## EXERCISE AIM
Copy out the lines that include the word "this".
>> BEGIN
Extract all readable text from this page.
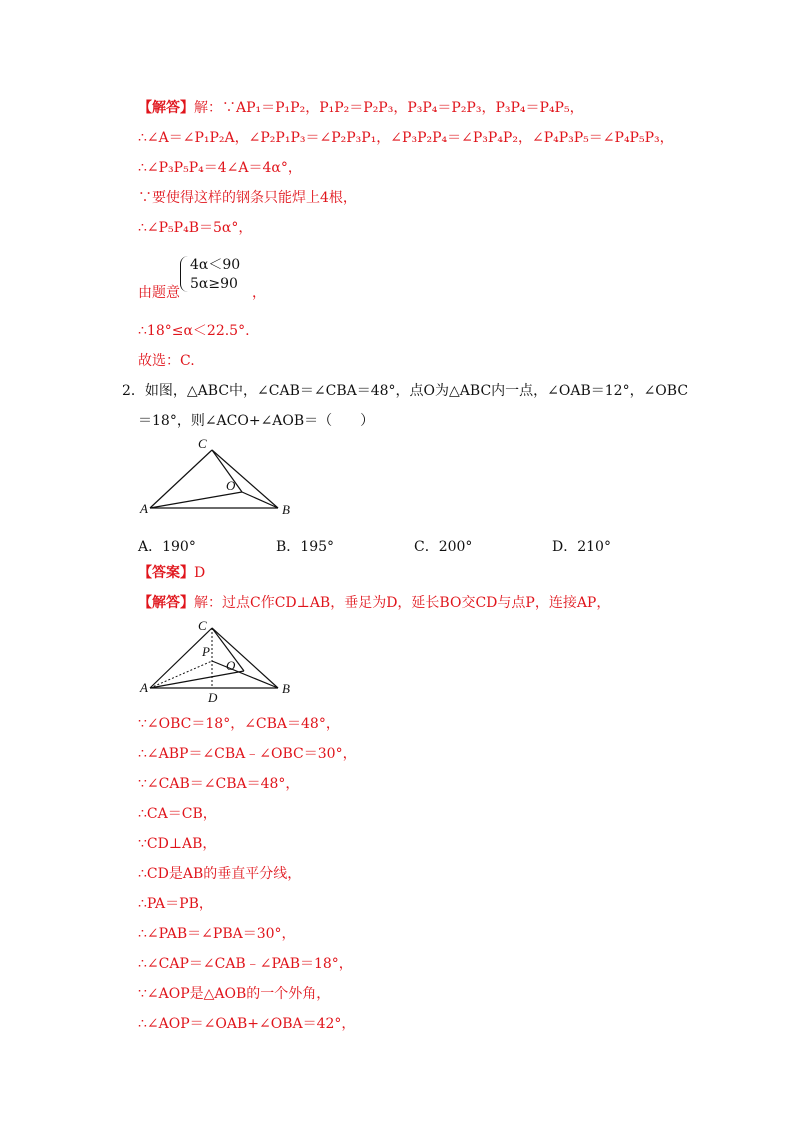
【解答】解：∵AP₁＝P₁P₂，P₁P₂＝P₂P₃，P₃P₄＝P₂P₃，P₃P₄＝P₄P₅，
∴∠A＝∠P₁P₂A，∠P₂P₁P₃＝∠P₂P₃P₁，∠P₃P₂P₄＝∠P₃P₄P₂，∠P₄P₃P₅＝∠P₄P₅P₃，
∴∠P₃P₅P₄＝4∠A＝4α°，
∵要使得这样的钢条只能焊上4根，
∴∠P₅P₄B＝5α°，
由题意
4α＜90
5α≥90
，
∴18°≤α＜22.5°.
故选：C.
2．如图，△ABC中，∠CAB＝∠CBA＝48°，点O为△ABC内一点，∠OAB＝12°，∠OBC
＝18°，则∠ACO+∠AOB＝（　　）
C
O
A	B
A．190°	B．195°	C．200°	D．210°
【答案】D
【解答】解：过点C作CD⊥AB，垂足为D，延长BO交CD与点P，连接AP，
C
P
O
A	B
D
∵∠OBC＝18°，∠CBA＝48°，
∴∠ABP＝∠CBA﹣∠OBC＝30°，
∵∠CAB＝∠CBA＝48°，
∴CA＝CB，
∵CD⊥AB，
∴CD是AB的垂直平分线，
∴PA＝PB，
∴∠PAB＝∠PBA＝30°，
∴∠CAP＝∠CAB﹣∠PAB＝18°，
∵∠AOP是△AOB的一个外角，
∴∠AOP＝∠OAB+∠OBA＝42°，
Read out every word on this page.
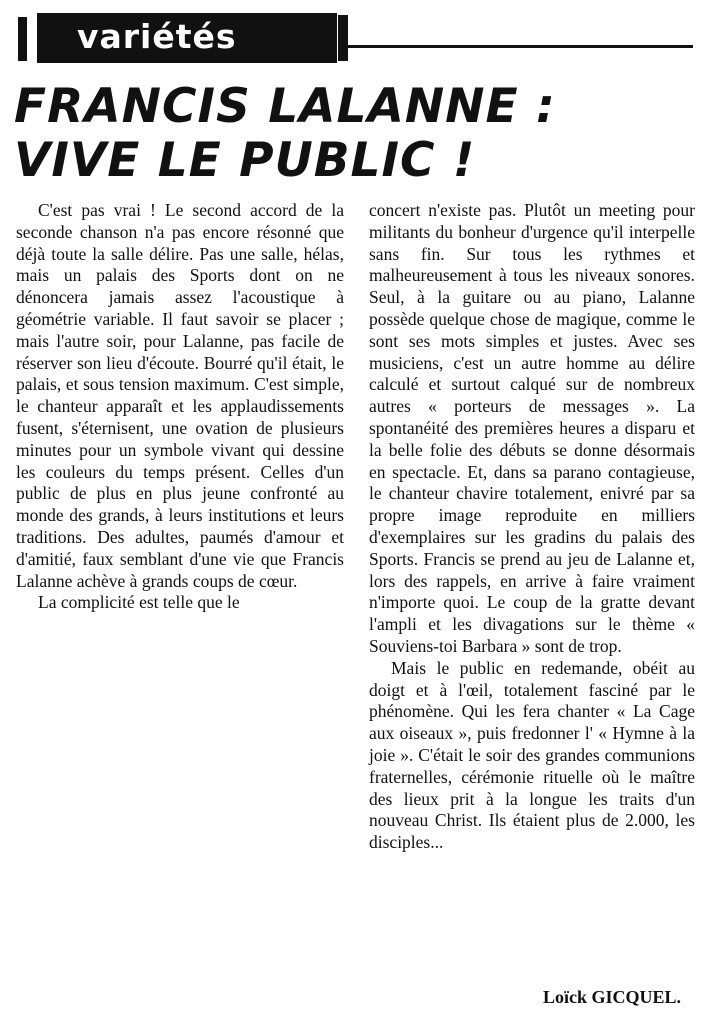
variétés
FRANCIS LALANNE :
VIVE LE PUBLIC !

C'est pas vrai ! Le second accord de la seconde chanson n'a pas encore résonné que déjà toute la salle délire. Pas une salle, hélas, mais un palais des Sports dont on ne dénoncera jamais assez l'acoustique à géométrie variable. Il faut savoir se placer ; mais l'autre soir, pour Lalanne, pas facile de réserver son lieu d'écoute. Bourré qu'il était, le palais, et sous tension maximum. C'est simple, le chanteur apparaît et les applaudissements fusent, s'éternisent, une ovation de plusieurs minutes pour un symbole vivant qui dessine les couleurs du temps présent. Celles d'un public de plus en plus jeune confronté au monde des grands, à leurs institutions et leurs traditions. Des adultes, paumés d'amour et d'amitié, faux semblant d'une vie que Francis Lalanne achève à grands coups de cœur.

La complicité est telle que le

concert n'existe pas. Plutôt un meeting pour militants du bonheur d'urgence qu'il interpelle sans fin. Sur tous les rythmes et malheureusement à tous les niveaux sonores. Seul, à la guitare ou au piano, Lalanne possède quelque chose de magique, comme le sont ses mots simples et justes. Avec ses musiciens, c'est un autre homme au délire calculé et surtout calqué sur de nombreux autres « porteurs de messages ». La spontanéité des premières heures a disparu et la belle folie des débuts se donne désormais en spectacle. Et, dans sa parano contagieuse, le chanteur chavire totalement, enivré par sa propre image reproduite en milliers d'exemplaires sur les gradins du palais des Sports. Francis se prend au jeu de Lalanne et, lors des rappels, en arrive à faire vraiment n'importe quoi. Le coup de la gratte devant l'ampli et les divagations sur le thème « Souviens-toi Barbara » sont de trop.

Mais le public en redemande, obéit au doigt et à l'œil, totalement fasciné par le phénomène. Qui les fera chanter « La Cage aux oiseaux », puis fredonner l' « Hymne à la joie ». C'était le soir des grandes communions fraternelles, cérémonie rituelle où le maître des lieux prit à la longue les traits d'un nouveau Christ. Ils étaient plus de 2.000, les disciples...

Loïck GICQUEL.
>> END
## ANSWER TO THE TASK
Extract all readable text from this page.
Read out every word on this page.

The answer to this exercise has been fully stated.